= What to produce =
Leave out the pictures and restate the rest of the data exactly.

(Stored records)
------------
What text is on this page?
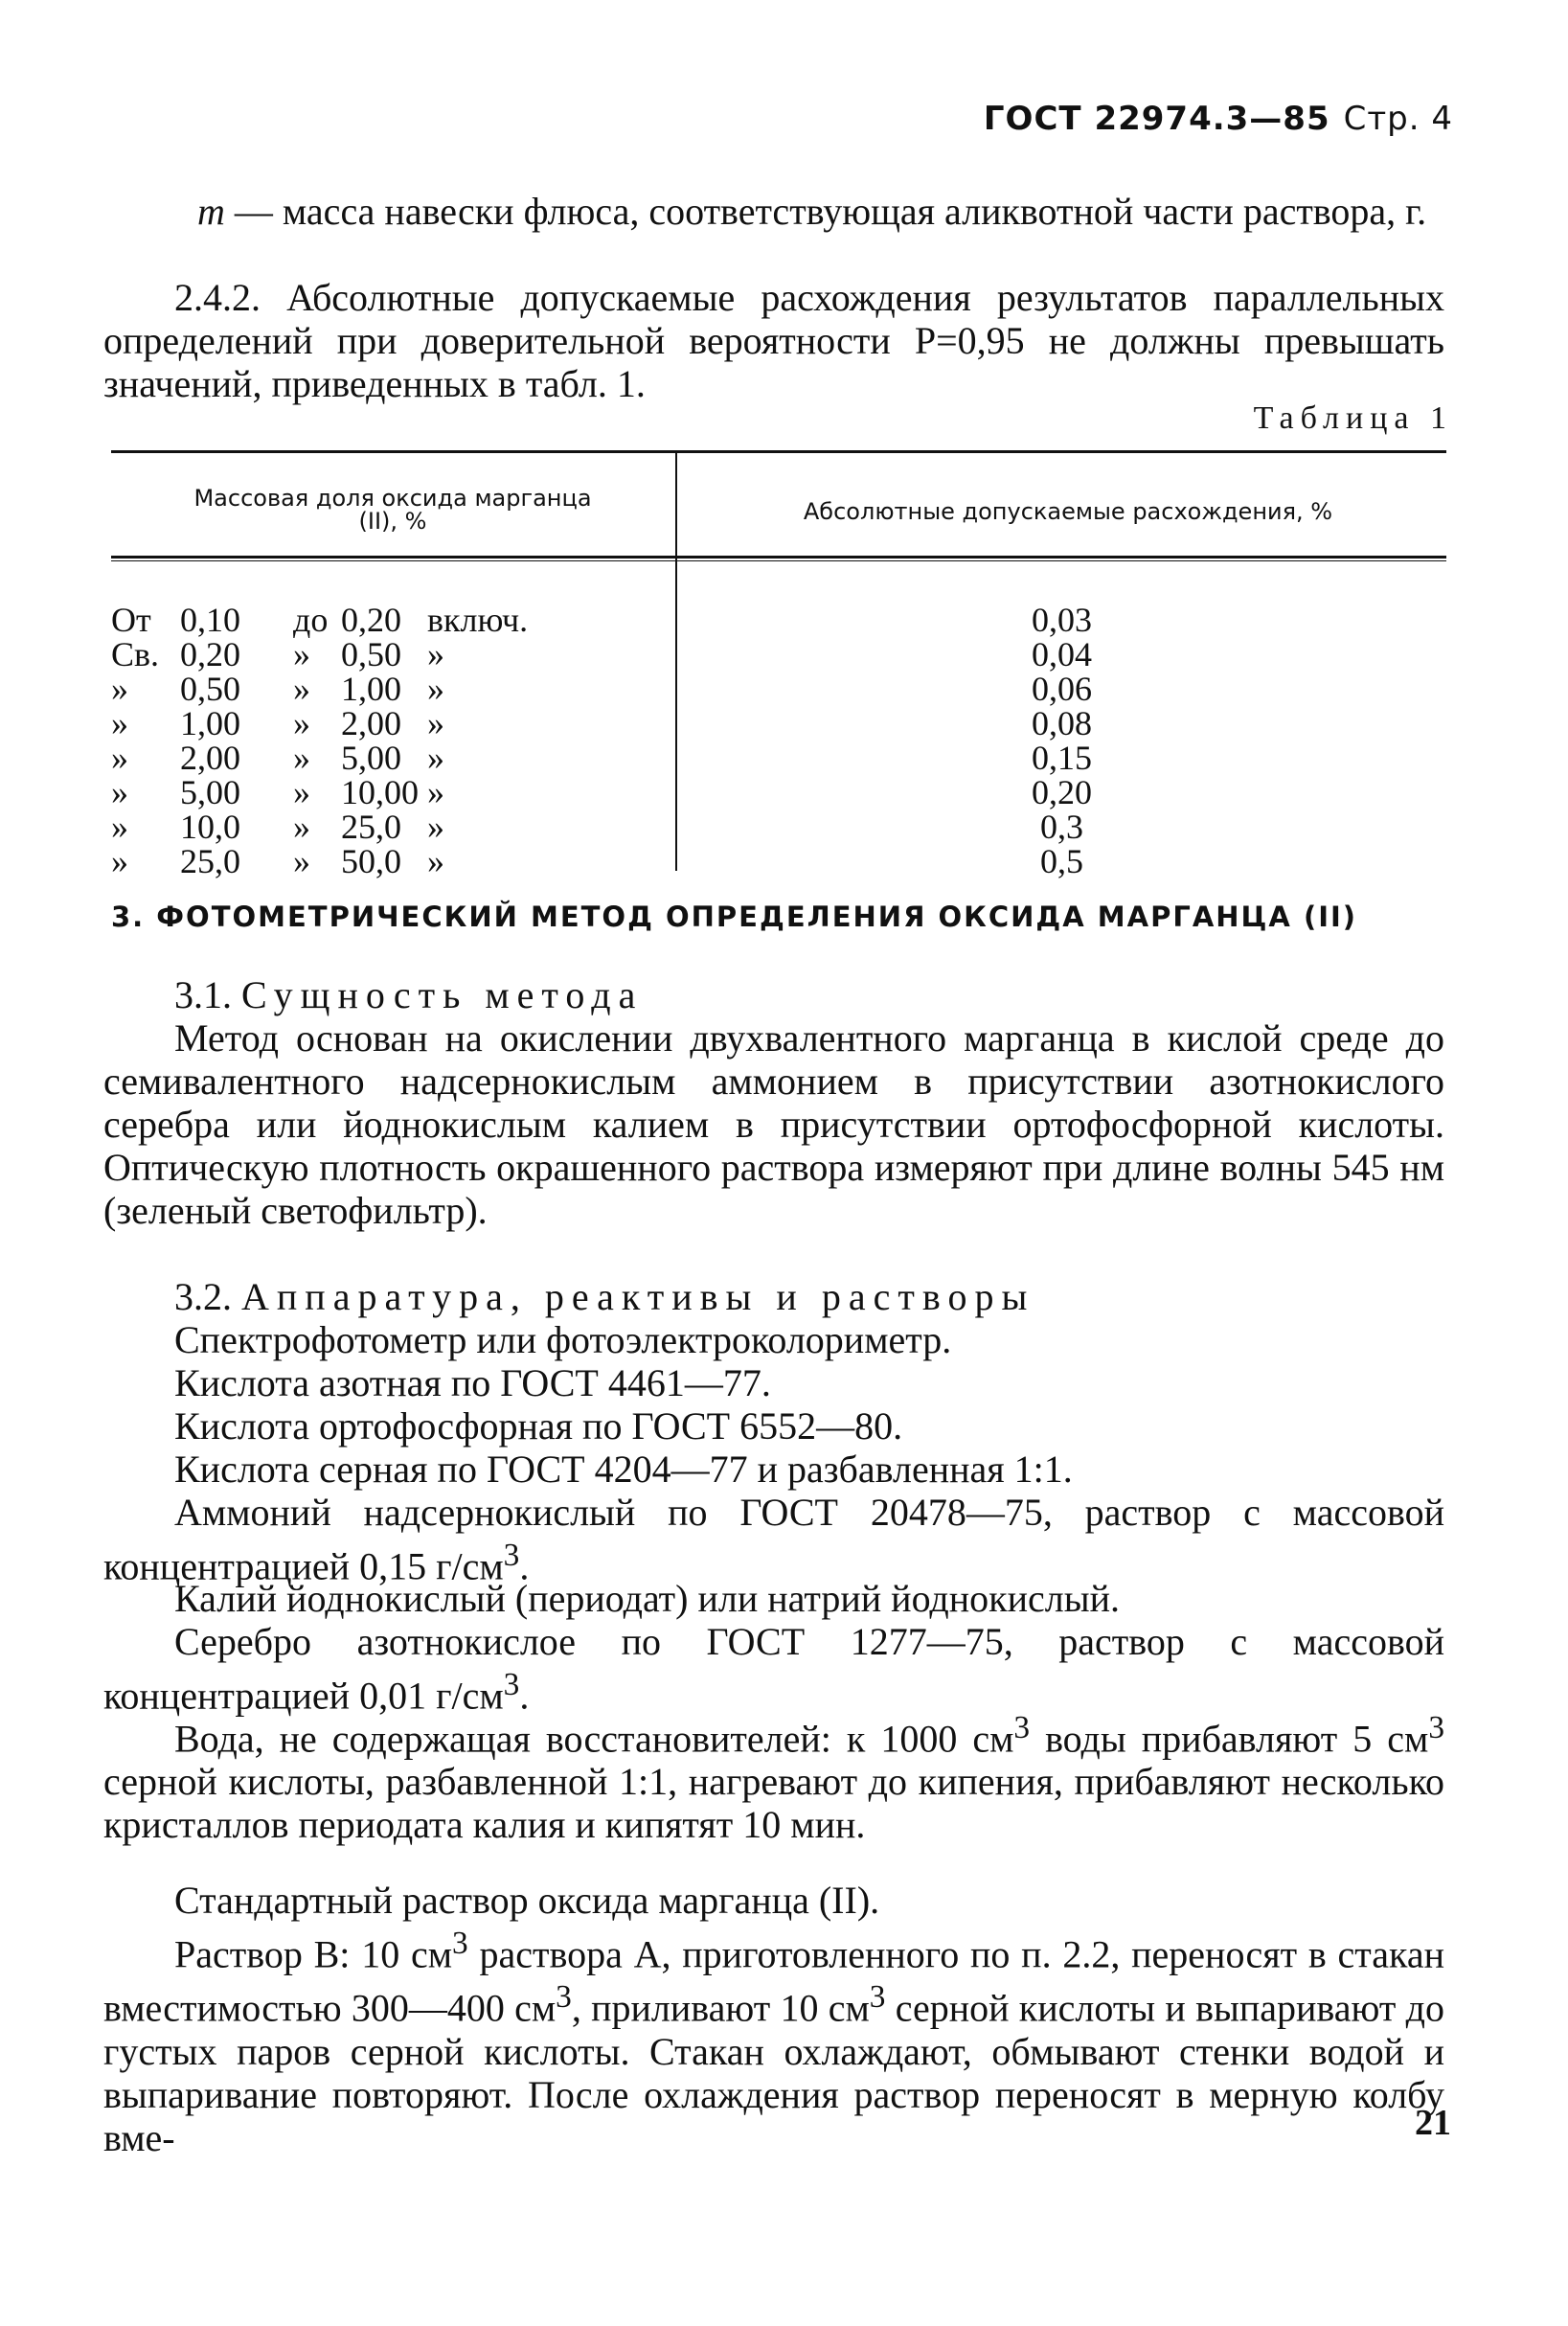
ГОСТ 22974.3—85 Стр. 4
m — масса навески флюса, соответствующая аликвотной части раствора, г.
2.4.2. Абсолютные допускаемые расхождения результатов параллельных определений при доверительной вероятности P=0,95 не должны превышать значений, приведенных в табл. 1.
Таблица 1
Массовая доля оксида марганца (II), %	Абсолютные допускаемые расхождения, %
От 0,10 до 0,20 включ.	0,03
Св. 0,20 » 0,50 »	0,04
» 0,50 » 1,00 »	0,06
» 1,00 » 2,00 »	0,08
» 2,00 » 5,00 »	0,15
» 5,00 » 10,00 »	0,20
» 10,0 » 25,0 »	0,3
» 25,0 » 50,0 »	0,5
3. ФОТОМЕТРИЧЕСКИЙ МЕТОД ОПРЕДЕЛЕНИЯ ОКСИДА МАРГАНЦА (II)
3.1. Сущность метода
Метод основан на окислении двухвалентного марганца в кислой среде до семивалентного надсернокислым аммонием в присутствии азотнокислого серебра или йоднокислым калием в присутствии ортофосфорной кислоты. Оптическую плотность окрашенного раствора измеряют при длине волны 545 нм (зеленый светофильтр).
3.2. Аппаратура, реактивы и растворы
Спектрофотометр или фотоэлектроколориметр.
Кислота азотная по ГОСТ 4461—77.
Кислота ортофосфорная по ГОСТ 6552—80.
Кислота серная по ГОСТ 4204—77 и разбавленная 1:1.
Аммоний надсернокислый по ГОСТ 20478—75, раствор с массовой концентрацией 0,15 $г/см^3$.
Калий йоднокислый (периодат) или натрий йоднокислый.
Серебро азотнокислое по ГОСТ 1277—75, раствор с массовой концентрацией 0,01 $г/см^3$.
Вода, не содержащая восстановителей: к 1000 $см^3$ воды прибавляют 5 $см^3$ серной кислоты, разбавленной 1:1, нагревают до кипения, прибавляют несколько кристаллов периодата калия и кипятят 10 мин.
Стандартный раствор оксида марганца (II).
Раствор В: 10 $см^3$ раствора А, приготовленного по п. 2.2, переносят в стакан вместимостью 300—400 $см^3$, приливают 10 $см^3$ серной кислоты и выпаривают до густых паров серной кислоты. Стакан охлаждают, обмывают стенки водой и выпаривание повторяют. После охлаждения раствор переносят в мерную колбу вме-	21
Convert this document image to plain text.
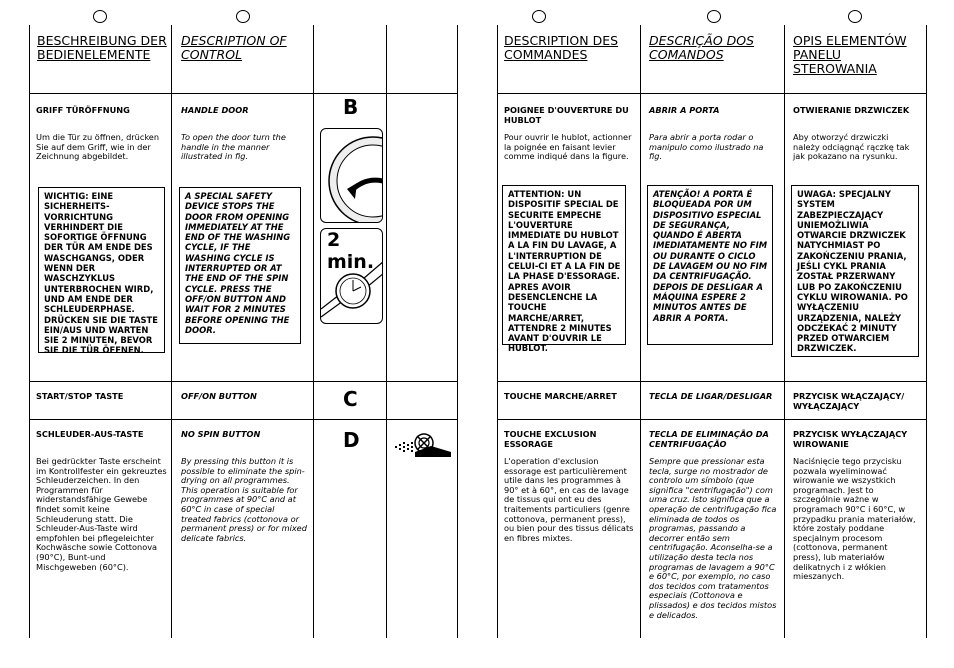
BESCHREIBUNG DER BEDIENELEMENTE
DESCRIPTION OF CONTROL
DESCRIPTION DES COMMANDES
DESCRIÇÃO DOS COMANDOS
OPIS ELEMENTÓW PANELU STEROWANIA
GRIFF TÜRÖFFNUNG
Um die Tür zu öffnen, drücken Sie auf dem Griff, wie in der Zeichnung abgebildet.
WICHTIG: EINE SICHERHEITS-VORRICHTUNG VERHINDERT DIE SOFORTIGE ÖFFNUNG DER TÜR AM ENDE DES WASCHGANGS, ODER WENN DER WASCHZYKLUS UNTERBROCHEN WIRD, UND AM ENDE DER SCHLEUDERPHASE. DRÜCKEN SIE DIE TASTE EIN/AUS UND WARTEN SIE 2 MINUTEN, BEVOR SIE DIE TÜR ÖFFNEN.
START/STOP TASTE
SCHLEUDER-AUS-TASTE
Bei gedrückter Taste erscheint im Kontrollfester ein gekreuztes Schleuderzeichen. In den Programmen für widerstandsfähige Gewebe findet somit keine Schleuderung statt. Die Schleuder-Aus-Taste wird empfohlen bei pflegeleichter Kochwäsche sowie Cottonova (90°C), Bunt-und Mischgeweben (60°C).
HANDLE DOOR
To open the door turn the handle in the manner illustrated in fig.
A SPECIAL SAFETY DEVICE STOPS THE DOOR FROM OPENING IMMEDIATELY AT THE END OF THE WASHING CYCLE, IF THE WASHING CYCLE IS INTERRUPTED OR AT THE END OF THE SPIN CYCLE. PRESS THE OFF/ON BUTTON AND WAIT FOR 2 MINUTES BEFORE OPENING THE DOOR.
OFF/ON BUTTON
NO SPIN BUTTON
By pressing this button it is possible to eliminate the spin-drying on all programmes. This operation is suitable for programmes at 90°C and at 60°C in case of special treated fabrics (cottonova or permanent press) or for mixed delicate fabrics.
B
2 min.
C
D
POIGNEE D'OUVERTURE DU HUBLOT
Pour ouvrir le hublot, actionner la poignée en faisant levier comme indiqué dans la figure.
ATTENTION: UN DISPOSITIF SPECIAL DE SECURITE EMPECHE L'OUVERTURE IMMEDIATE DU HUBLOT A LA FIN DU LAVAGE, A L'INTERRUPTION DE CELUI-CI ET A LA FIN DE LA PHASE D'ESSORAGE. APRES AVOIR DESENCLENCHE LA TOUCHE MARCHE/ARRET, ATTENDRE 2 MINUTES AVANT D'OUVRIR LE HUBLOT.
TOUCHE MARCHE/ARRET
TOUCHE EXCLUSION ESSORAGE
L'operation d'exclusion essorage est particulièrement utile dans les programmes à 90° et à 60°, en cas de lavage de tissus qui ont eu des traitements particuliers (genre cottonova, permanent press), ou bien pour des tissus délicats en fibres mixtes.
ABRIR A PORTA
Para abrir a porta rodar o manipulo como ilustrado na fig.
ATENÇÃO! A PORTA É BLOQUEADA POR UM DISPOSITIVO ESPECIAL DE SEGURANÇA, QUANDO É ABERTA IMEDIATAMENTE NO FIM OU DURANTE O CICLO DE LAVAGEM OU NO FIM DA CENTRIFUGAÇÃO. DEPOIS DE DESLIGAR A MÁQUINA ESPERE 2 MINUTOS ANTES DE ABRIR A PORTA.
TECLA DE LIGAR/DESLIGAR
TECLA DE ELIMINAÇÃO DA CENTRIFUGAÇÃO
Sempre que pressionar esta tecla, surge no mostrador de controlo um símbolo (que significa "centrifugação") com uma cruz. Isto significa que a operação de centrifugação fica eliminada de todos os programas, passando a decorrer então sem centrifugação. Aconselha-se a utilização desta tecla nos programas de lavagem a 90°C e 60°C, por exemplo, no caso dos tecidos com tratamentos especiais (Cottonova e plissados) e dos tecidos mistos e delicados.
OTWIERANIE DRZWICZEK
Aby otworzyć drzwiczki należy odciągnąć rączkę tak jak pokazano na rysunku.
UWAGA: SPECJALNY SYSTEM ZABEZPIECZAJĄCY UNIEMOŻLIWIA OTWARCIE DRZWICZEK NATYCHMIAST PO ZAKOŃCZENIU PRANIA, JEŚLI CYKL PRANIA ZOSTAŁ PRZERWANY LUB PO ZAKOŃCZENIU CYKLU WIROWANIA. PO WYŁĄCZENIU URZĄDZENIA, NALEŻY ODCZEKAĆ 2 MINUTY PRZED OTWARCIEM DRZWICZEK.
PRZYCISK WŁĄCZAJĄCY/ WYŁĄCZAJĄCY
PRZYCISK WYŁĄCZAJĄCY WIROWANIE
Naciśnięcie tego przycisku pozwala wyeliminować wirowanie we wszystkich programach. Jest to szczególnie ważne w programach 90°C i 60°C, w przypadku prania materiałów, które zostały poddane specjalnym procesom (cottonova, permanent press), lub materiałów delikatnych i z włókien mieszanych.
------------
= Result of the task =
What text is on this page?
ГОСТ 22974.3—85 Стр. 4
m — масса навески флюса, соответствующая аликвотной части раствора, г.
2.4.2. Абсолютные допускаемые расхождения результатов параллельных определений при доверительной вероятности P=0,95 не должны превышать значений, приведенных в табл. 1.
Таблица 1
Массовая доля оксида марганца (II), %	Абсолютные допускаемые расхождения, %
От 0,10 до 0,20 включ.	0,03
Св. 0,20 » 0,50 »	0,04
» 0,50 » 1,00 »	0,06
» 1,00 » 2,00 »	0,08
» 2,00 » 5,00 »	0,15
» 5,00 » 10,00 »	0,20
» 10,0 » 25,0 »	0,3
» 25,0 » 50,0 »	0,5
3. ФОТОМЕТРИЧЕСКИЙ МЕТОД ОПРЕДЕЛЕНИЯ ОКСИДА МАРГАНЦА (II)
3.1. Сущность метода
Метод основан на окислении двухвалентного марганца в кислой среде до семивалентного надсернокислым аммонием в присутствии азотнокислого серебра или йоднокислым калием в присутствии ортофосфорной кислоты. Оптическую плотность окрашенного раствора измеряют при длине волны 545 нм (зеленый светофильтр).
3.2. Аппаратура, реактивы и растворы
Спектрофотометр или фотоэлектроколориметр.
Кислота азотная по ГОСТ 4461—77.
Кислота ортофосфорная по ГОСТ 6552—80.
Кислота серная по ГОСТ 4204—77 и разбавленная 1:1.
Аммоний надсернокислый по ГОСТ 20478—75, раствор с массовой концентрацией 0,15 $г/см^3$.
Калий йоднокислый (периодат) или натрий йоднокислый.
Серебро азотнокислое по ГОСТ 1277—75, раствор с массовой концентрацией 0,01 $г/см^3$.
Вода, не содержащая восстановителей: к 1000 $см^3$ воды прибавляют 5 $см^3$ серной кислоты, разбавленной 1:1, нагревают до кипения, прибавляют несколько кристаллов периодата калия и кипятят 10 мин.
Стандартный раствор оксида марганца (II).
Раствор В: 10 $см^3$ раствора А, приготовленного по п. 2.2, переносят в стакан вместимостью 300—400 $см^3$, приливают 10 $см^3$ серной кислоты и выпаривают до густых паров серной кислоты. Стакан охлаждают, обмывают стенки водой и выпаривание повторяют. После охлаждения раствор переносят в мерную колбу вме-	21
Convert this document image to plain text.
BESCHREIBUNG DER BEDIENELEMENTE
DESCRIPTION OF CONTROL
DESCRIPTION DES COMMANDES
DESCRIÇÃO DOS COMANDOS
OPIS ELEMENTÓW PANELU STEROWANIA
GRIFF TÜRÖFFNUNG
Um die Tür zu öffnen, drücken Sie auf dem Griff, wie in der Zeichnung abgebildet.
WICHTIG: EINE SICHERHEITS-VORRICHTUNG VERHINDERT DIE SOFORTIGE ÖFFNUNG DER TÜR AM ENDE DES WASCHGANGS, ODER WENN DER WASCHZYKLUS UNTERBROCHEN WIRD, UND AM ENDE DER SCHLEUDERPHASE. DRÜCKEN SIE DIE TASTE EIN/AUS UND WARTEN SIE 2 MINUTEN, BEVOR SIE DIE TÜR ÖFFNEN.
START/STOP TASTE
SCHLEUDER-AUS-TASTE
Bei gedrückter Taste erscheint im Kontrollfester ein gekreuztes Schleuderzeichen. In den Programmen für widerstandsfähige Gewebe findet somit keine Schleuderung statt. Die Schleuder-Aus-Taste wird empfohlen bei pflegeleichter Kochwäsche sowie Cottonova (90°C), Bunt-und Mischgeweben (60°C).
HANDLE DOOR
To open the door turn the handle in the manner illustrated in fig.
A SPECIAL SAFETY DEVICE STOPS THE DOOR FROM OPENING IMMEDIATELY AT THE END OF THE WASHING CYCLE, IF THE WASHING CYCLE IS INTERRUPTED OR AT THE END OF THE SPIN CYCLE. PRESS THE OFF/ON BUTTON AND WAIT FOR 2 MINUTES BEFORE OPENING THE DOOR.
OFF/ON BUTTON
NO SPIN BUTTON
By pressing this button it is possible to eliminate the spin-drying on all programmes. This operation is suitable for programmes at 90°C and at 60°C in case of special treated fabrics (cottonova or permanent press) or for mixed delicate fabrics.
B
2 min.
C
D
POIGNEE D'OUVERTURE DU HUBLOT
Pour ouvrir le hublot, actionner la poignée en faisant levier comme indiqué dans la figure.
ATTENTION: UN DISPOSITIF SPECIAL DE SECURITE EMPECHE L'OUVERTURE IMMEDIATE DU HUBLOT A LA FIN DU LAVAGE, A L'INTERRUPTION DE CELUI-CI ET A LA FIN DE LA PHASE D'ESSORAGE. APRES AVOIR DESENCLENCHE LA TOUCHE MARCHE/ARRET, ATTENDRE 2 MINUTES AVANT D'OUVRIR LE HUBLOT.
TOUCHE MARCHE/ARRET
TOUCHE EXCLUSION ESSORAGE
L'operation d'exclusion essorage est particulièrement utile dans les programmes à 90° et à 60°, en cas de lavage de tissus qui ont eu des traitements particuliers (genre cottonova, permanent press), ou bien pour des tissus délicats en fibres mixtes.
ABRIR A PORTA
Para abrir a porta rodar o manipulo como ilustrado na fig.
ATENÇÃO! A PORTA É BLOQUEADA POR UM DISPOSITIVO ESPECIAL DE SEGURANÇA, QUANDO É ABERTA IMEDIATAMENTE NO FIM OU DURANTE O CICLO DE LAVAGEM OU NO FIM DA CENTRIFUGAÇÃO. DEPOIS DE DESLIGAR A MÁQUINA ESPERE 2 MINUTOS ANTES DE ABRIR A PORTA.
TECLA DE LIGAR/DESLIGAR
TECLA DE ELIMINAÇÃO DA CENTRIFUGAÇÃO
Sempre que pressionar esta tecla, surge no mostrador de controlo um símbolo (que significa "centrifugação") com uma cruz. Isto significa que a operação de centrifugação fica eliminada de todos os programas, passando a decorrer então sem centrifugação. Aconselha-se a utilização desta tecla nos programas de lavagem a 90°C e 60°C, por exemplo, no caso dos tecidos com tratamentos especiais (Cottonova e plissados) e dos tecidos mistos e delicados.
OTWIERANIE DRZWICZEK
Aby otworzyć drzwiczki należy odciągnąć rączkę tak jak pokazano na rysunku.
UWAGA: SPECJALNY SYSTEM ZABEZPIECZAJĄCY UNIEMOŻLIWIA OTWARCIE DRZWICZEK NATYCHMIAST PO ZAKOŃCZENIU PRANIA, JEŚLI CYKL PRANIA ZOSTAŁ PRZERWANY LUB PO ZAKOŃCZENIU CYKLU WIROWANIA. PO WYŁĄCZENIU URZĄDZENIA, NALEŻY ODCZEKAĆ 2 MINUTY PRZED OTWARCIEM DRZWICZEK.
PRZYCISK WŁĄCZAJĄCY/ WYŁĄCZAJĄCY
PRZYCISK WYŁĄCZAJĄCY WIROWANIE
Naciśnięcie tego przycisku pozwala wyeliminować wirowanie we wszystkich programach. Jest to szczególnie ważne w programach 90°C i 60°C, w przypadku prania materiałów, które zostały poddane specjalnym procesom (cottonova, permanent press), lub materiałów delikatnych i z włókien mieszanych.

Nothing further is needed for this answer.